* _Provided entries_
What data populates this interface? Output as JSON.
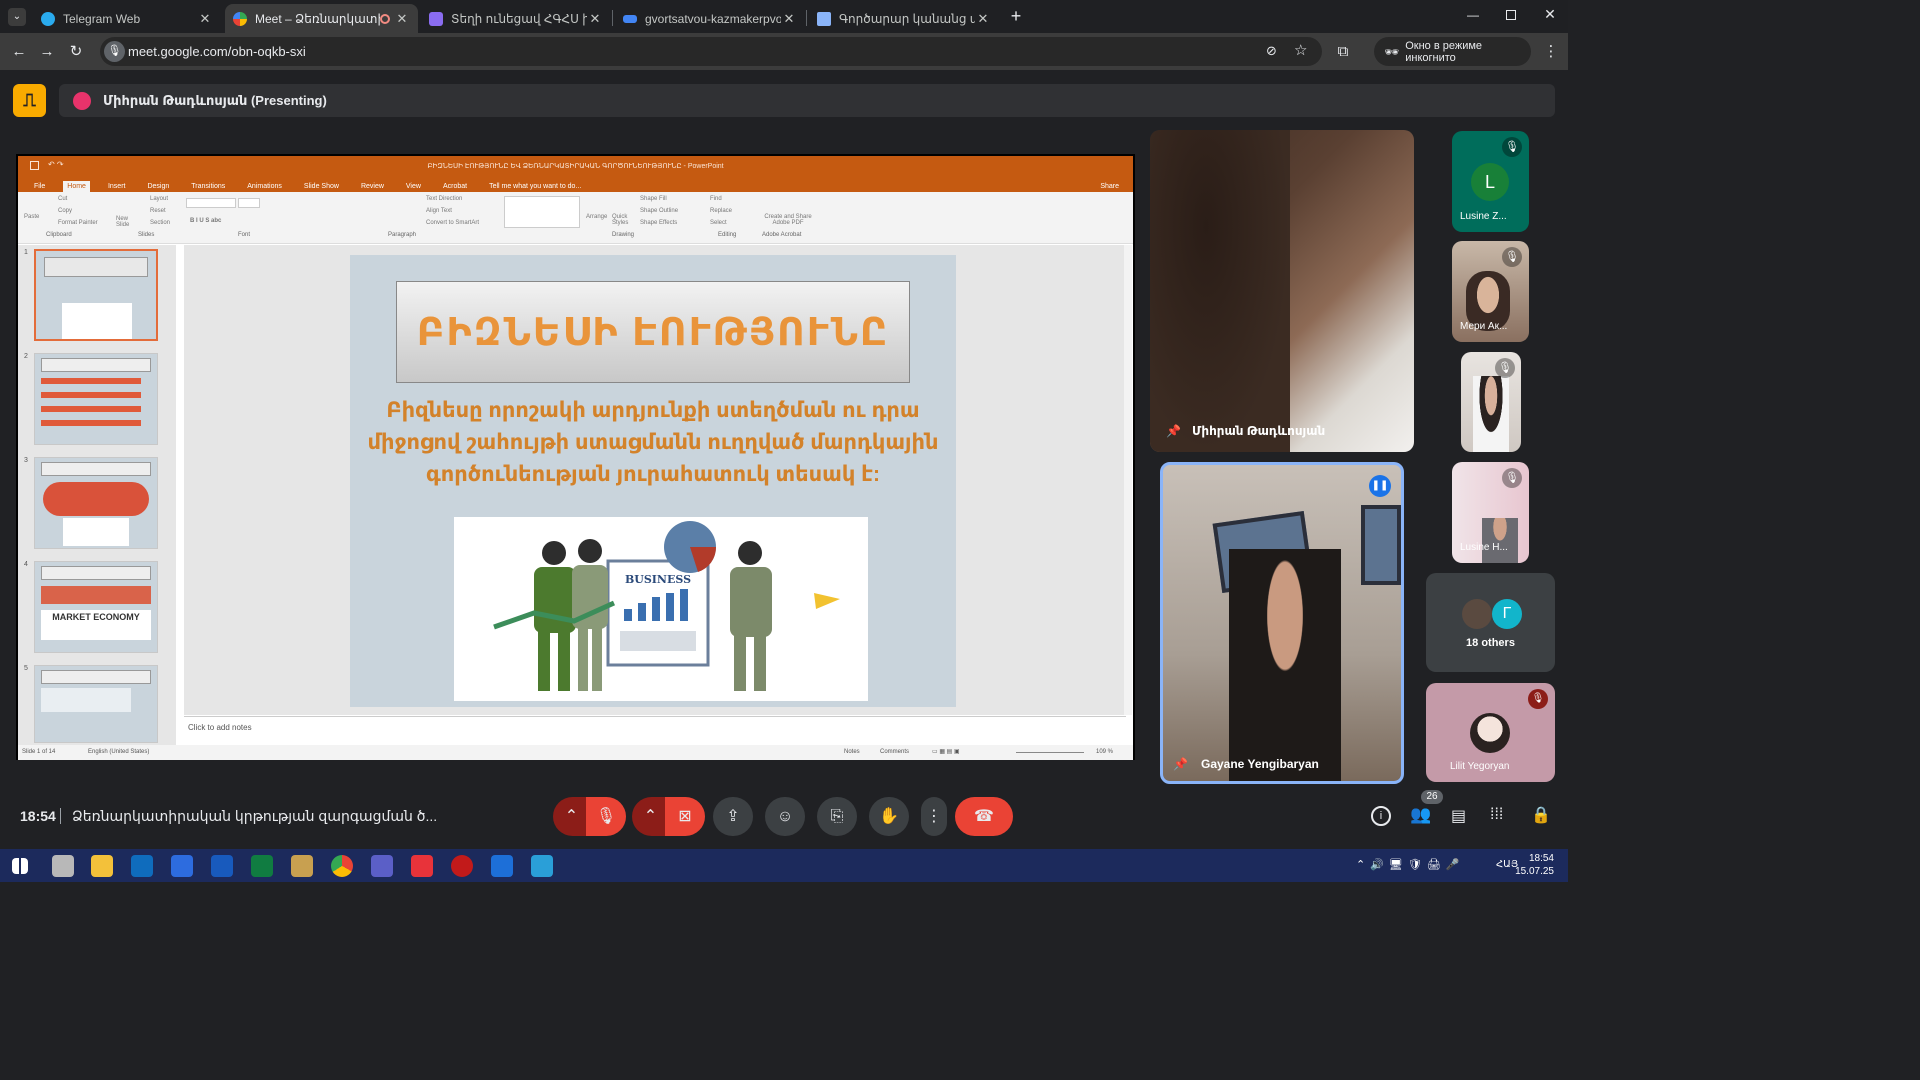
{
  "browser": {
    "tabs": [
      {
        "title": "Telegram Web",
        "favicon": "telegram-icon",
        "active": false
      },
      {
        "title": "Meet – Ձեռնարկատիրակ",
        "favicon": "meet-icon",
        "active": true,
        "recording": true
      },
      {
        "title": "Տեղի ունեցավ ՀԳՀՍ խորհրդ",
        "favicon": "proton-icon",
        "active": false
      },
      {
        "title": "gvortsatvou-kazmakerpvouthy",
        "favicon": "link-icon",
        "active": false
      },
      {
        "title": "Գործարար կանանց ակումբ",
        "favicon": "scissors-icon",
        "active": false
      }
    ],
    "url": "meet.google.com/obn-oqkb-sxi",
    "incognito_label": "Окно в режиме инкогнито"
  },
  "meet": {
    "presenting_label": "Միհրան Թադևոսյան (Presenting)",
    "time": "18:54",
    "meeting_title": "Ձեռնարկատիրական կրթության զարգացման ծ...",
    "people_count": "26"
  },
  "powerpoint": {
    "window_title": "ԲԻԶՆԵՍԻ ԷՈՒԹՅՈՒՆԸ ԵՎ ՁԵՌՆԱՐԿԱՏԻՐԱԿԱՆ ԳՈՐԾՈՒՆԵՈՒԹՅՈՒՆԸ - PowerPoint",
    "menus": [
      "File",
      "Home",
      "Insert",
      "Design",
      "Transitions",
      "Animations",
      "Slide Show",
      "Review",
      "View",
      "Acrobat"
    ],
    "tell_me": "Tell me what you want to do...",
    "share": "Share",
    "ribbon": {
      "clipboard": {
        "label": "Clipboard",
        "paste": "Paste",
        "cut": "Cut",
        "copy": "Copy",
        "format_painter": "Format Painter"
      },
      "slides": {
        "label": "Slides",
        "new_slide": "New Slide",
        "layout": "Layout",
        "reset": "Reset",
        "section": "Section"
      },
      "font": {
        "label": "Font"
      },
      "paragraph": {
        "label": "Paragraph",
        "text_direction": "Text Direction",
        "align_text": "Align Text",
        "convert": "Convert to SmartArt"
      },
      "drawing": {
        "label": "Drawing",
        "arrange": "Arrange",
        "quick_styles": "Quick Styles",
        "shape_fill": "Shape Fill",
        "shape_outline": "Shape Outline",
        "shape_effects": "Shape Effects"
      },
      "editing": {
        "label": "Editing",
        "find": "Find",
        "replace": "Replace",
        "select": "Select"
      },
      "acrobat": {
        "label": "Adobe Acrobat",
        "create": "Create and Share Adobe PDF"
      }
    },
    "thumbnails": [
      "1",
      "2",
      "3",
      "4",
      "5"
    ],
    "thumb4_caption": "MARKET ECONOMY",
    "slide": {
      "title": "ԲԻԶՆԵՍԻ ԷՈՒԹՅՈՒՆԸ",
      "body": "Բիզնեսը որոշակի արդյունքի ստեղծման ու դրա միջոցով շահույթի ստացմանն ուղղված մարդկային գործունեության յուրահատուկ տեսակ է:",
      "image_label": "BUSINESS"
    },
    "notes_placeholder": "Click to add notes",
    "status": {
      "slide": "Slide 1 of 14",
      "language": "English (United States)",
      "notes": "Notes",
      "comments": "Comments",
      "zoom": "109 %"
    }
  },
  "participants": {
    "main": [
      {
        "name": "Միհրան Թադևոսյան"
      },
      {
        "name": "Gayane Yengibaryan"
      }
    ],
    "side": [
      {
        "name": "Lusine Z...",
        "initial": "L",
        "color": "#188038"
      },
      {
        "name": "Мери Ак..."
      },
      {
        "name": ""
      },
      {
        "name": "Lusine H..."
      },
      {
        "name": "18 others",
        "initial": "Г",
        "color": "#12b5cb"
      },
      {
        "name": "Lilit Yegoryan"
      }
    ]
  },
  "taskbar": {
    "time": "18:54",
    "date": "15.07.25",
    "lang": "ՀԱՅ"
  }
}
...
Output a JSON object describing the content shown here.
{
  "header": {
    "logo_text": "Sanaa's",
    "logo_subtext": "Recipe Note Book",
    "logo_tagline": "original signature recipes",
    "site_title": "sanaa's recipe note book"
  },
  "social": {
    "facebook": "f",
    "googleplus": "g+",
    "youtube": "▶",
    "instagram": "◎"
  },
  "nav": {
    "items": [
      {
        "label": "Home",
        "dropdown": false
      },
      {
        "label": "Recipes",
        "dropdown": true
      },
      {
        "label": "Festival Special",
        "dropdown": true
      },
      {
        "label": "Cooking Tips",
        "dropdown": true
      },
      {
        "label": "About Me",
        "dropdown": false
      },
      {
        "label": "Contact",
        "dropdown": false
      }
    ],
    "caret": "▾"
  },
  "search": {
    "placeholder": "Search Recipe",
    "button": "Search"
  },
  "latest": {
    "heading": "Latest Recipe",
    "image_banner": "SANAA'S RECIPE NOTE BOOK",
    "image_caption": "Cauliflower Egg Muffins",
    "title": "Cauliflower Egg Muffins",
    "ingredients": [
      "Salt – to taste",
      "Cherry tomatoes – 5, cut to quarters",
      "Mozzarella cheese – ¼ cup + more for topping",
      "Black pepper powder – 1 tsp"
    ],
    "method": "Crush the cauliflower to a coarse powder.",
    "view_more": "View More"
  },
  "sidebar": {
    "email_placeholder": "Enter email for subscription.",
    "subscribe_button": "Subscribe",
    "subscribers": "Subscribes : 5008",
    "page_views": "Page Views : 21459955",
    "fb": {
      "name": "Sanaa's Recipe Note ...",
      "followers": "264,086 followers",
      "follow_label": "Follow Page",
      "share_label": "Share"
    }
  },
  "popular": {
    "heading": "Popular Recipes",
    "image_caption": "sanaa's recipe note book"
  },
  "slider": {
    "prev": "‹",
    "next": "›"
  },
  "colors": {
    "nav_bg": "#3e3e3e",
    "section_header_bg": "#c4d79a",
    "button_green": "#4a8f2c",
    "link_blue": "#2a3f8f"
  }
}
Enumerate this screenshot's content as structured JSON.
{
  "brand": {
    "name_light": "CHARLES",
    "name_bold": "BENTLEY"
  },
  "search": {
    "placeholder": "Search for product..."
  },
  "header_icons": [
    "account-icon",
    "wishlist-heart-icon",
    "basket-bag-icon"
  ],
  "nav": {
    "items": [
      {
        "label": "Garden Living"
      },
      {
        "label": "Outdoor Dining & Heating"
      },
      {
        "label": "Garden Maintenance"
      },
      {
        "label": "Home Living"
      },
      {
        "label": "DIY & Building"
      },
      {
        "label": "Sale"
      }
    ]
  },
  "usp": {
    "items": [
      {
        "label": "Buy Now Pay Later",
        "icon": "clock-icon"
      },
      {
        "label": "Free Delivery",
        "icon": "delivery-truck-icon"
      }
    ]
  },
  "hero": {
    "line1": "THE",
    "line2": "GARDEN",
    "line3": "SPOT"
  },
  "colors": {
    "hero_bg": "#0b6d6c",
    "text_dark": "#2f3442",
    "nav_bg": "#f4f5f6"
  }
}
==
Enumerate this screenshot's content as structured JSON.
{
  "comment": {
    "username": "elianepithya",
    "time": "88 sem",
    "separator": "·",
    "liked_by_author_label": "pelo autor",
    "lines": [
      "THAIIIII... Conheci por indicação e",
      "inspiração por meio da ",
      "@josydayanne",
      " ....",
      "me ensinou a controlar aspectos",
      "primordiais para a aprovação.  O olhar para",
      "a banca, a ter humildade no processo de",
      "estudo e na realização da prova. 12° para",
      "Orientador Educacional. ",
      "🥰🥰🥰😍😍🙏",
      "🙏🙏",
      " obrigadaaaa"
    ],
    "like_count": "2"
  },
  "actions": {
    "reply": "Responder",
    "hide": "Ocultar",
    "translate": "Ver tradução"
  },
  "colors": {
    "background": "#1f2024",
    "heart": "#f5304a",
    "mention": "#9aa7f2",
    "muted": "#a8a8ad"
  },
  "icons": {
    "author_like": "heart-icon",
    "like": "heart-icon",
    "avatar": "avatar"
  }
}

* _Exercise prompt_
Look through the lines above and collect those with the word "Output".

* _Exercise result_
What data populates this interface? Output as JSON.
Output a JSON object describing the content shown here.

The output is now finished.